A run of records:

________________

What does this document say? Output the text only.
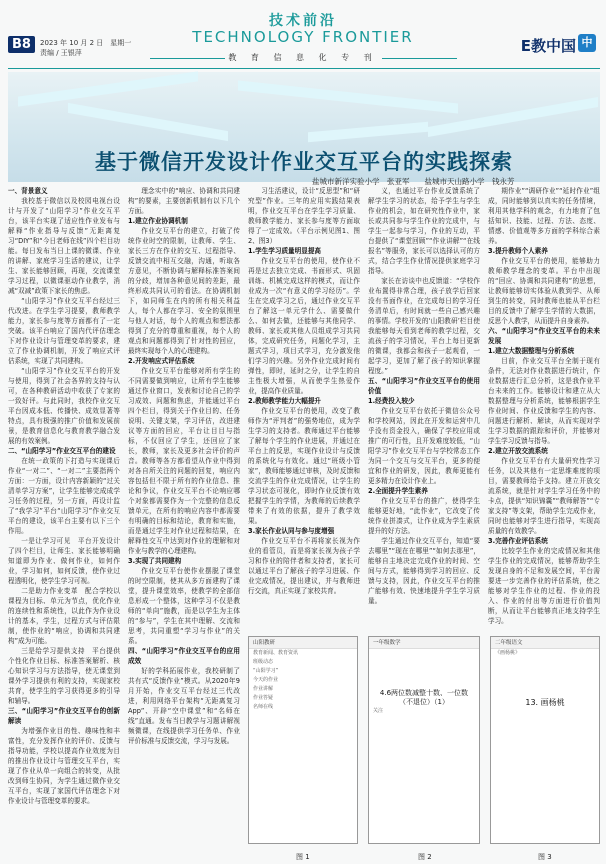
B8	2023 年 10 月 2 日　星期一
责编 / 王银萍
技术前沿
TECHNOLOGY FRONTIER
教 育 信 息 化 专 刊
E教中国 中
基于微信开发设计作业交互平台的实践探索
盐城市新洋实验小学　张亚军　　盐城市天山路小学　钱永芳

一、背景意义

我校基于微信以及校园电视台设计与开发了“山阳学习”作业交互平台，该平台实现了适应性作业发布与解释“作业指导与反馈”无距离复习“DIY”和“今日老师在线”四个栏目功能。每日发布当日上课的微课、作业的讲解、家庭学习生活的建议，让学生、家长能够回顾，再现，交流课堂学习过程，以微课驱动作业教学，消减“双减”政策下家长的焦虑。

“山阳学习”作业交互平台经过三代改进。在学生学习提要，教师教学能力，家长参与度等方面都有了一定突破。该平台响应了国内代评估理念下对作业设计与管理变革的要求，建立了作业协调机制，开发了响应式评估系统，实现了共同建构。

“山阳学习”作业交互平台的开发与使用，得到了社会各界的支持与认可，在各种教研活动中收获了专家的一致好评。与此同时，我校作业交互平台因成本低、传播快、成效显著等特点，具有极强的推广价值和发展前景，是教育信息化与教育教学融合发展的有效案例。

二、“山阳学习”作业交互平台的建设

在统一政策的下打造与实现课后作业“一对二”、“一对二”主要指两个方面：一方面，设计内容新颖的“过关清单学习方案”，让学生能够完成成学习任务的过程，另一方面，再设计监了“我学习”平台“山阳学习”作业交互平台的建设，该平台主要有以下三个作用。

一是让学习可见　平台开发设计了四个栏目，让师生、家长能够明确知道即为作业、做何作业，如何作业，学习如何，如何反馈，使作业过程透明化，使学生学习可视。

二是助力作业变革　配合学校以课程为目标、单元为节点，优化作业的连续性和系统性，以此作为作业设计的基本，学生，过程方式与评估限制，使作业的“响应，协调和共同建构”成为可能。

三是给学习提供支持　平台提供个性化作业目标、标准答案解析、核心知识学习与方法指导，使无课堂到课外学习提供有利的支持，实现家校共育，使学生的学习获得更多的引导和辅导。

三、“山阳学习”作业交互平台的创新解读

为增强作业目的性、趣味性和丰富性，充分发挥作业的评价、反馈与指导功能，学校以提高作业效度为目的推出作业设计与管理交互平台，实现了作业从单一向组合的转变，从批改到师生协同，为学生通过微作业交互平台，实现了家国代评估理念下对作业设计与管理变革的要求。

理念实中的“响应、协调和共同建构”的要素，主要创新机制有以下几个方面。

1.建立作业协调机制

作业交互平台的建立，打破了传统作业时空的限制，让教师、学生、家长三方在作业的交互、过程指导、反馈交流中相互交融，沟通，听取各方意见，不断协调与解释标准答案间的分歧，增加各种意见间的差距，最终形成共同认可的看法。在协调机制下，如同师生在内的所有相关利益人，每个人都在学习、安全的氛围里与他人对话，每个人的观点和想法都得到了充分的尊重和重视，每个人的观点和问题都得到了针对性的回应，最终实现每个人的心理建构。

2.开发响应式评估系统

作业交互平台能够对所有学生的不同需要做到响应，让所有学生能够通过作业窗口，发表和讨论自己的学习成效、问题和焦虑，并能通过平台四个栏目，得到关于作业目的、任务说明、关键支架，学习评估，改进建议等方面的回应，平台让目目与指标，不仅回应了学生，还回应了家长，教师，家长及更多社会评价的声音。教师等各方都看望从作业中得到对各自所关注的问题的回复，响应内容包括但不限于所有的作业信息、推论和争议，作业交互平台不论响应哪个对象都需要作为一个完整的信息反馈单元，在所有的响应内容中都需要有明确的目标和结论，教育和实施，而是通过学生对作业过程和结果，在解释性交互中达到对作业的理解和对作业与教学的心理建构。

3.实现了共同建构

作业交互平台使作业摆脱了课堂的时空限制，使其从多方面建构了课堂，提升课堂效率，使教学的全部信息形成一个整体，这种学习不仅是教师的“单向”施教，而是以学生为主体的“参与”，学生在其中理解、交流和思考，共同重塑“学习与作业”的关系。

四、“山阳学习”作业交互平台的应用成效

好的学科拓展作业，我校研制了共有式“反馈作业”模式。从2020年9月开始，作业交互平台经过三代改进，利用网络平台架构“无距离复习App”、开辟“空中课堂”和“名师在线”直通。发布当日教学与习题讲解视频微课，在线提供学习任务单、作业评价标准与反馈交流，学习与发展。

习生活建议，设计“反思型”和“研究型”作业。三年的应用实践结果表明，作业交互平台在学生学习质量、教师教学能力、家长参与度等方面取得了一定成效。（平台示例见图1、图2、图3）

1.学生学习质量明显提高

作业交互平台的使用，使作业不再是过去独立完成、书面形式、巩固训练、机械完成这样的模式，而让作业成为一次“有意义的学习经历”。学生在完成学习之后，通过作业交互平台了解这一单元学什么、需要做什么、如何去做，还能够与其他同学、教师、家长或其他人员组成学习共同体，完成研究任务，问题化学习，主题式学习，项目式学习，充分激发他们学习的兴趣。另外作业完成时间有弹性，即时，延时之分，让学生的自主性极大增强，从而使学生热爱作业，提高作业质量。

2.教师教学能力大幅提升

作业交互平台的使用，改变了教师作为“评判者”的强势地位，成为学生学习的支持者。教师通过平台能够了解每个学生的作业进展，并通过在平台上的反思，实现作业设计与反馈的系统化与有效化。通过“班级小管家”，教师能够通过审核，及时反馈和交流学生的作业完成情况，让学生的学习状态可视化，即时作业反馈有效把握学生的学情，为教师的后续教学带来了有效的依据，提升了教学效果。

3.家长作业认同与参与度增强

作业交互平台不再将家长视为作业的看管员，而是将家长视为孩子学习和作业的陪伴者和支持者，家长可以通过平台了解孩子的学习进展、作业完成情况，提出建议，并与教师进行交流，真正实现了家校共育。

义，也通过平台作业反馈系统了解学生学习的状态，给予学生与学生作业的机会，如在研究性作业中，家长或共同参与学生作业的完成中，与学生一起参与学习，作业的互动，平台提供了“课堂回顾”“作业讲解”“在线报名”等服务，家长可以选择认可的方式，结合学生作业情况提供家庭学习指导。

家长在访谈中也反馈道：“学校作业布置得非常合理，孩子放学后回家没有书面作业，在完成每日的学习任务清单后，有时间就一些自己感兴趣的事情。学校开发的‘山阳教研’栏目使我能够每天看到老师的教学过程，交流孩子的学习情况，平台上每日更新的微课，我都会和孩子一起观看，一起学习，更加了解了孩子的知识掌握程度。”

五、“山阳学习”作业交互平台的使用价值

1.经费投入较少

作业交互平台依托于微信公众号和学校网站，因此在开发和运营中几乎没有资金投入，确保了学校应用或推广的可行性，且开发难度较低，“山阳学习”作业交互平台与学校常态工作为同一个交互与交互平台，更多的便宜和作业的研发，因此，教师更能有更多精力在设计作业上。

2.全面提升学生素养

作业交互平台的推广，使得学生能够更好地，“此作业”，它改变了传统作业拼凑式，让作业成为学生素质提升的好方法。

学生通过作业交互平台，知道“要去哪里”“现在在哪里”“如何去那里”，能够自主地决定完成作业的时间、空间与方式，能够得到学习的回应、反馈与支持，因此，作业交互平台的推广能够有效、快速地提升学生学习质量。

期作业”“调研作业”“延时作业”组成，同时能够到以真实的任务情境，利用其他学科的观念，有力地育了包括知识、技能、过程、方法、态度、情感、价值观等多方面的学科综合素养。

3.提升教师个人素养

作业交互平台的使用，能够助力教师教学理念的变革。平台中出现的“回应、协调和共同建构”的思想，让教师能够切实体验从教到学、从师到生的转变，同时教师也能从平台栏目的反馈中了解学生学情的大数据，反思个人教学，从而提升自身素养。

六、“山阳学习”作业交互平台的未来发展

1.建立大数据整理与分析系统

目前，作业交互平台全制于现有条件，无法对作业数据进行统计，作业数据进行汇总分析，这是我作业平台未来的工作。能够设计和建立从大数据整理与分析系统，能够根据学生作业时间、作业反馈和学生的内容、问题进行解析、解读，从而实现对学生学习数据的跟踪和评价，并能够对学生学习反馈与指导。

2.建立开放交流系统

作业交互平台有大量研究性学习任务，以及其他有一定思维难度的项目，需要教师给予支持。建立开放交流系统，就是针对学生学习任务中的卡点，提供“知识锦囊”“教师解答”“专家支持”等支架，帮助学生完成作业，同时也能够对学生进行指导，实现高质量的有效教学。

3.完善作业评估系统

比较学生作业的完成情况和其他学生作业的完成情况，能够帮助学生发现自身的不足和发展空间，平台需要进一步完善作业的评估系统，使之能够对学生作业的过程、作业的投入、作业的付出等方面进行价值判断，从而让平台能够真正地支持学生学习。

山阳教研
教育新闻、教育资讯
班级动态
“山阳学习”
今天的作业
作业讲解
作业答疑
名师在线
一年级数学
4.6两位数减整十数、一位数
（不退位）（1）
关注
二年级语文
《画杨桃》
13. 画杨桃
图 1	图 2	图 3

________________

* [The request] Show all lines in the entries above where the word "山阳学习" appears.

* [The completed task]
我校基于微信以及校园电视台设计与开发了“山阳学习”作业交互平台，该平台实现了适应性作业发布与解释“作业指导与反馈”无距离复习“DIY”和“今日老师在线”四个栏目功能。每日发布当日上课的微课、作业的讲解、家庭学习生活的建议，让学生、家长能够回顾，再现，交流课堂学习过程，以微课驱动作业教学，消减“双减”政策下家长的焦虑。
“山阳学习”作业交互平台经过三代改进。在学生学习提要，教师教学能力，家长参与度等方面都有了一定突破。该平台响应了国内代评估理念下对作业设计与管理变革的要求，建立了作业协调机制，开发了响应式评估系统，实现了共同建构。
“山阳学习”作业交互平台的开发与使用，得到了社会各界的支持与认可，在各种教研活动中收获了专家的一致好评。与此同时，我校作业交互平台因成本低、传播快、成效显著等特点，具有极强的推广价值和发展前景，是教育信息化与教育教学融合发展的有效案例。
二、“山阳学习”作业交互平台的建设
在统一政策的下打造与实现课后作业“一对二”、“一对二”主要指两个方面：一方面，设计内容新颖的“过关清单学习方案”，让学生能够完成成学习任务的过程，另一方面，再设计监了“我学习”平台“山阳学习”作业交互平台的建设，该平台主要有以下三个作用。
三、“山阳学习”作业交互平台的创新解读
四、“山阳学习”作业交互平台的应用成效
五、“山阳学习”作业交互平台的使用价值
作业交互平台依托于微信公众号和学校网站，因此在开发和运营中几乎没有资金投入，确保了学校应用或推广的可行性，且开发难度较低，“山阳学习”作业交互平台与学校常态工作为同一个交互与交互平台，更多的便宜和作业的研发，因此，教师更能有更多精力在设计作业上。
六、“山阳学习”作业交互平台的未来发展
“山阳学习”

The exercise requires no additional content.